### EXERCISE:
Where does the string "growth" appear in the listing below? Copy every line where it does.

——————

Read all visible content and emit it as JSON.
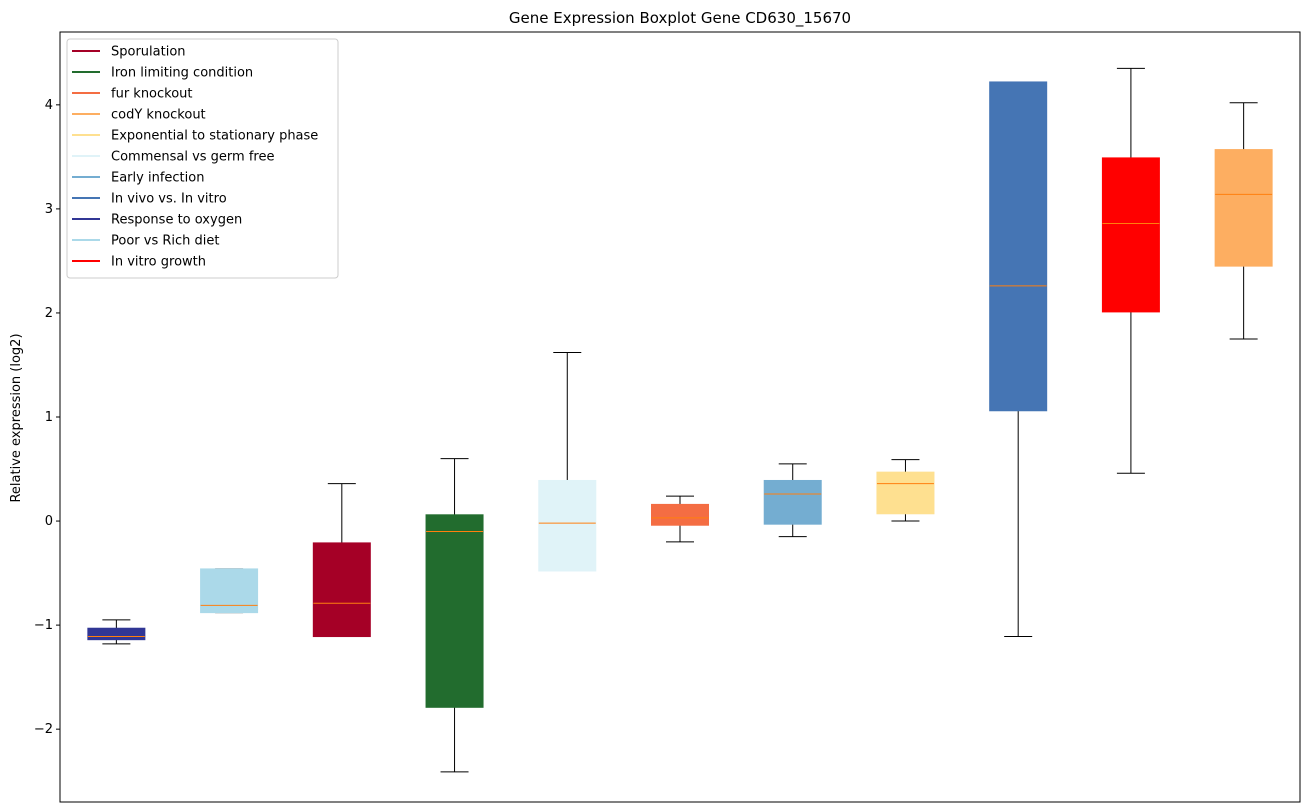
{
  "chart_data": {
    "type": "boxplot",
    "title": "Gene Expression Boxplot Gene CD630_15670",
    "xlabel": "",
    "ylabel": "Relative expression (log2)",
    "ylim": [
      -2.7,
      4.7
    ],
    "yticks": [
      -2,
      -1,
      0,
      1,
      2,
      3,
      4
    ],
    "ytick_labels": [
      "−2",
      "−1",
      "0",
      "1",
      "2",
      "3",
      "4"
    ],
    "grid": false,
    "legend_position": "top-left",
    "legend": [
      {
        "label": "Sporulation",
        "color": "#a50026"
      },
      {
        "label": "Iron limiting condition",
        "color": "#226c2e"
      },
      {
        "label": "fur knockout",
        "color": "#f46d43"
      },
      {
        "label": "codY knockout",
        "color": "#fdae61"
      },
      {
        "label": "Exponential to stationary phase",
        "color": "#fee090"
      },
      {
        "label": "Commensal vs germ free",
        "color": "#e0f3f8"
      },
      {
        "label": "Early infection",
        "color": "#74add1"
      },
      {
        "label": "In vivo vs. In vitro",
        "color": "#4575b4"
      },
      {
        "label": "Response to oxygen",
        "color": "#313695"
      },
      {
        "label": "Poor vs Rich diet",
        "color": "#abd9e9"
      },
      {
        "label": "In vitro growth",
        "color": "#ff0000"
      }
    ],
    "boxes": [
      {
        "name": "Response to oxygen",
        "color": "#313695",
        "whisker_low": -1.18,
        "q1": -1.14,
        "median": -1.11,
        "q3": -1.03,
        "whisker_high": -0.95
      },
      {
        "name": "Poor vs Rich diet",
        "color": "#abd9e9",
        "whisker_low": -0.88,
        "q1": -0.88,
        "median": -0.81,
        "q3": -0.46,
        "whisker_high": -0.46
      },
      {
        "name": "Sporulation",
        "color": "#a50026",
        "whisker_low": -1.11,
        "q1": -1.11,
        "median": -0.79,
        "q3": -0.21,
        "whisker_high": 0.36
      },
      {
        "name": "Iron limiting condition",
        "color": "#226c2e",
        "whisker_low": -2.41,
        "q1": -1.79,
        "median": -0.1,
        "q3": 0.06,
        "whisker_high": 0.6
      },
      {
        "name": "Commensal vs germ free",
        "color": "#e0f3f8",
        "whisker_low": -0.48,
        "q1": -0.48,
        "median": -0.02,
        "q3": 0.39,
        "whisker_high": 1.62
      },
      {
        "name": "fur knockout",
        "color": "#f46d43",
        "whisker_low": -0.2,
        "q1": -0.04,
        "median": 0.03,
        "q3": 0.16,
        "whisker_high": 0.24
      },
      {
        "name": "Early infection",
        "color": "#74add1",
        "whisker_low": -0.15,
        "q1": -0.03,
        "median": 0.26,
        "q3": 0.39,
        "whisker_high": 0.55
      },
      {
        "name": "Exponential to stationary phase",
        "color": "#fee090",
        "whisker_low": 0.0,
        "q1": 0.07,
        "median": 0.36,
        "q3": 0.47,
        "whisker_high": 0.59
      },
      {
        "name": "In vivo vs. In vitro",
        "color": "#4575b4",
        "whisker_low": -1.11,
        "q1": 1.06,
        "median": 2.26,
        "q3": 4.22,
        "whisker_high": 4.22
      },
      {
        "name": "In vitro growth",
        "color": "#ff0000",
        "whisker_low": 0.46,
        "q1": 2.01,
        "median": 2.86,
        "q3": 3.49,
        "whisker_high": 4.35
      },
      {
        "name": "codY knockout",
        "color": "#fdae61",
        "whisker_low": 1.75,
        "q1": 2.45,
        "median": 3.14,
        "q3": 3.57,
        "whisker_high": 4.02
      }
    ],
    "median_color": "#ff7f0e"
  }
}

——————

### ANSWER TO THE EXERCISE:
        "label": "In vitro growth",
        "name": "In vitro growth",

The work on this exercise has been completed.